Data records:
= = = =
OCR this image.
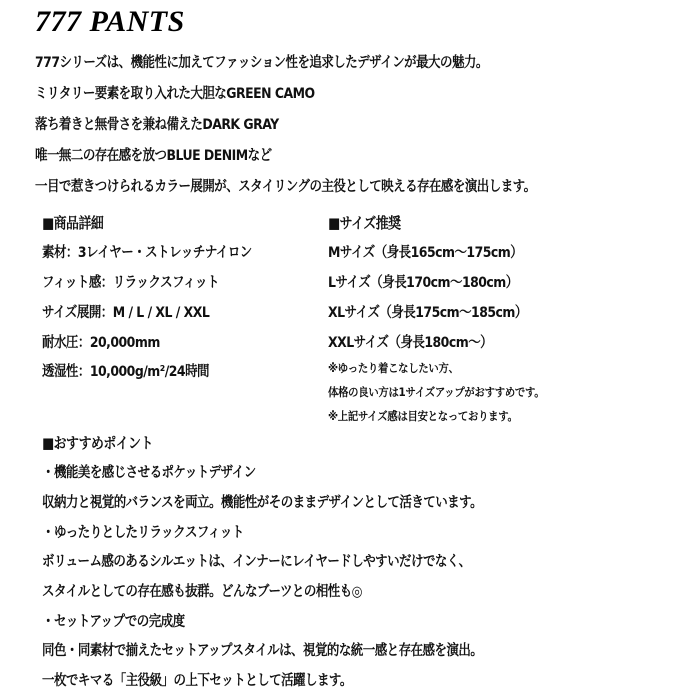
777 PANTS
777シリーズは、機能性に加えてファッション性を追求したデザインが最大の魅力。
ミリタリー要素を取り入れた大胆なGREEN CAMO
落ち着きと無骨さを兼ね備えたDARK GRAY
唯一無二の存在感を放つBLUE DENIMなど
一目で惹きつけられるカラー展開が、スタイリングの主役として映える存在感を演出します。
■商品詳細
素材：3レイヤー・ストレッチナイロン
フィット感：リラックスフィット
サイズ展開：M / L / XL / XXL
耐水圧：20,000mm
透湿性：10,000g/m²/24時間
■サイズ推奨
Mサイズ（身長165cm～175cm）
Lサイズ（身長170cm～180cm）
XLサイズ（身長175cm～185cm）
XXLサイズ（身長180cm～）
※ゆったり着こなしたい方、
体格の良い方は1サイズアップがおすすめです。
※上記サイズ感は目安となっております。
■おすすめポイント
・機能美を感じさせるポケットデザイン
収納力と視覚的バランスを両立。機能性がそのままデザインとして活きています。
・ゆったりとしたリラックスフィット
ボリューム感のあるシルエットは、インナーにレイヤードしやすいだけでなく、
スタイルとしての存在感も抜群。どんなブーツとの相性も◎
・セットアップでの完成度
同色・同素材で揃えたセットアップスタイルは、視覚的な統一感と存在感を演出。
一枚でキマる「主役級」の上下セットとして活躍します。
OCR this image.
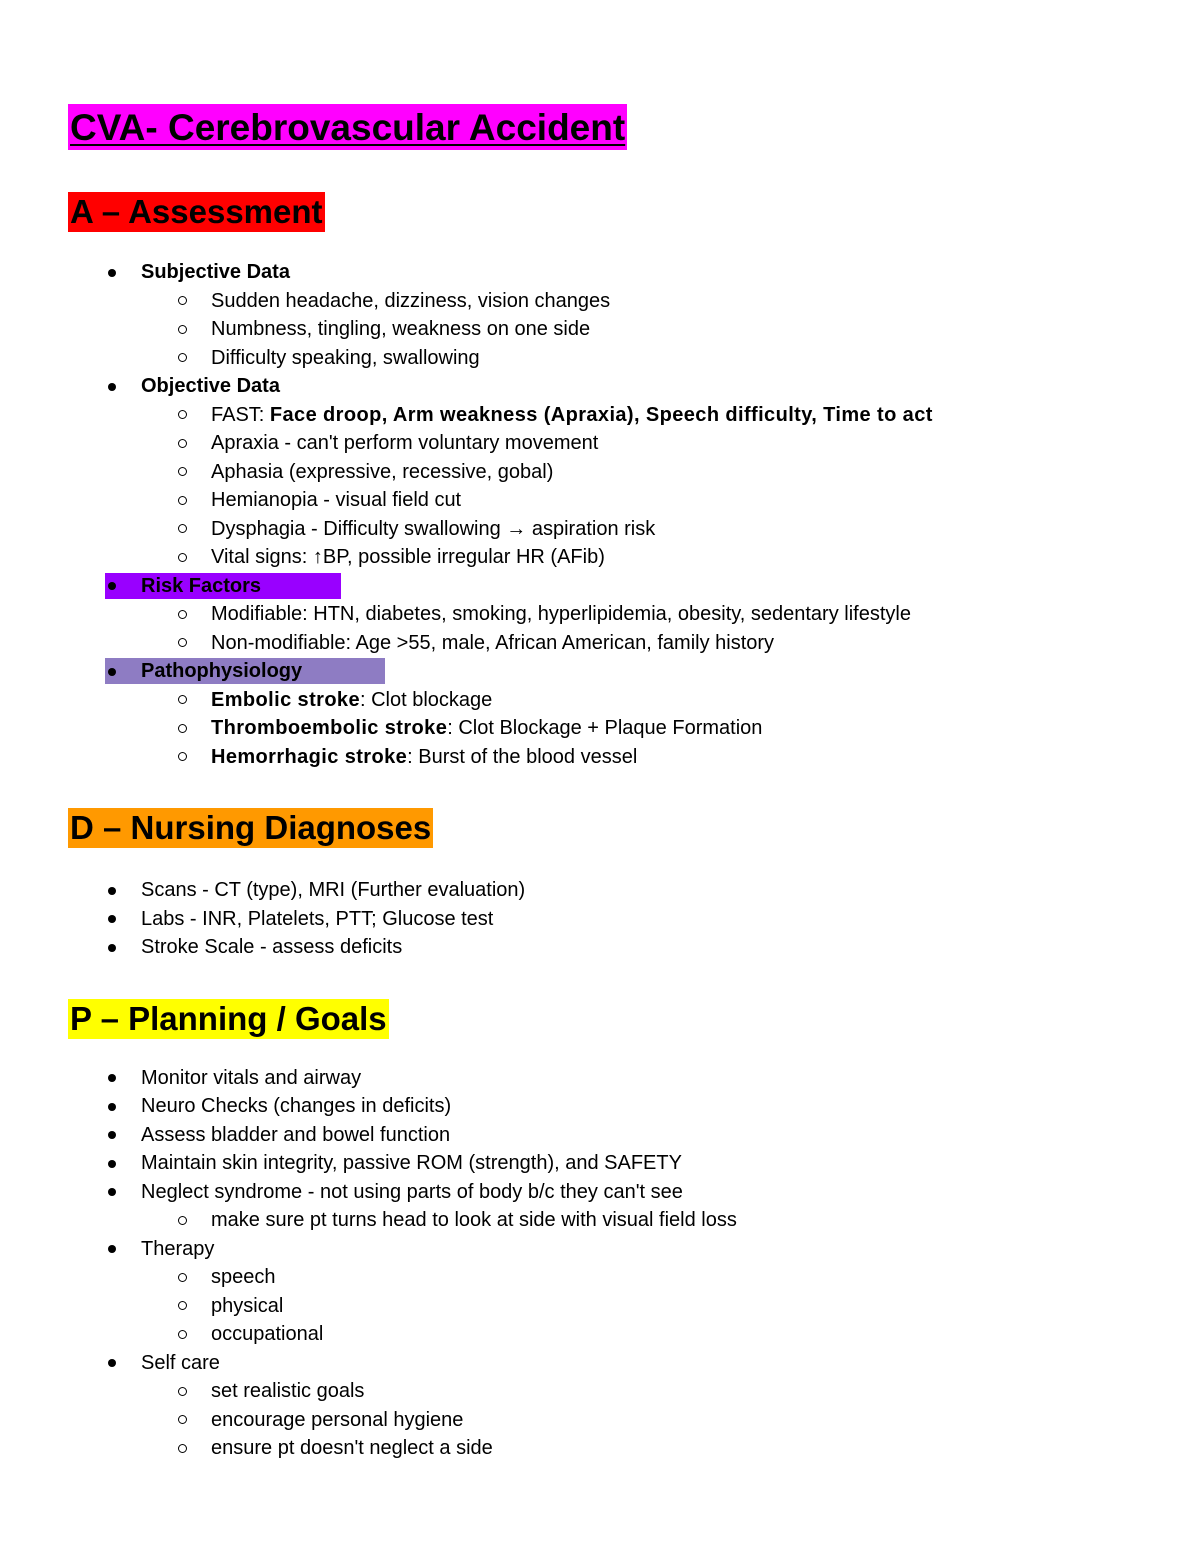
CVA- Cerebrovascular Accident
A – Assessment
Subjective Data
Sudden headache, dizziness, vision changes
Numbness, tingling, weakness on one side
Difficulty speaking, swallowing
Objective Data
FAST: Face droop, Arm weakness (Apraxia), Speech difficulty, Time to act
Apraxia - can't perform voluntary movement
Aphasia (expressive, recessive, gobal)
Hemianopia - visual field cut
Dysphagia - Difficulty swallowing → aspiration risk
Vital signs: ↑BP, possible irregular HR (AFib)
Risk Factors
Modifiable: HTN, diabetes, smoking, hyperlipidemia, obesity, sedentary lifestyle
Non-modifiable: Age >55, male, African American, family history
Pathophysiology
Embolic stroke: Clot blockage
Thromboembolic stroke: Clot Blockage + Plaque Formation
Hemorrhagic stroke: Burst of the blood vessel
D – Nursing Diagnoses
Scans - CT (type), MRI (Further evaluation)
Labs - INR, Platelets, PTT; Glucose test
Stroke Scale - assess deficits
P – Planning / Goals
Monitor vitals and airway
Neuro Checks (changes in deficits)
Assess bladder and bowel function
Maintain skin integrity, passive ROM (strength), and SAFETY
Neglect syndrome - not using parts of body b/c they can't see
make sure pt turns head to look at side with visual field loss
Therapy
speech
physical
occupational
Self care
set realistic goals
encourage personal hygiene
ensure pt doesn't neglect a side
= = = =
**SHORT PROBLEM:** Indicate how many lines of the material include the word "deficits"; the number alone is required.

**FINISHED ANSWER:** 2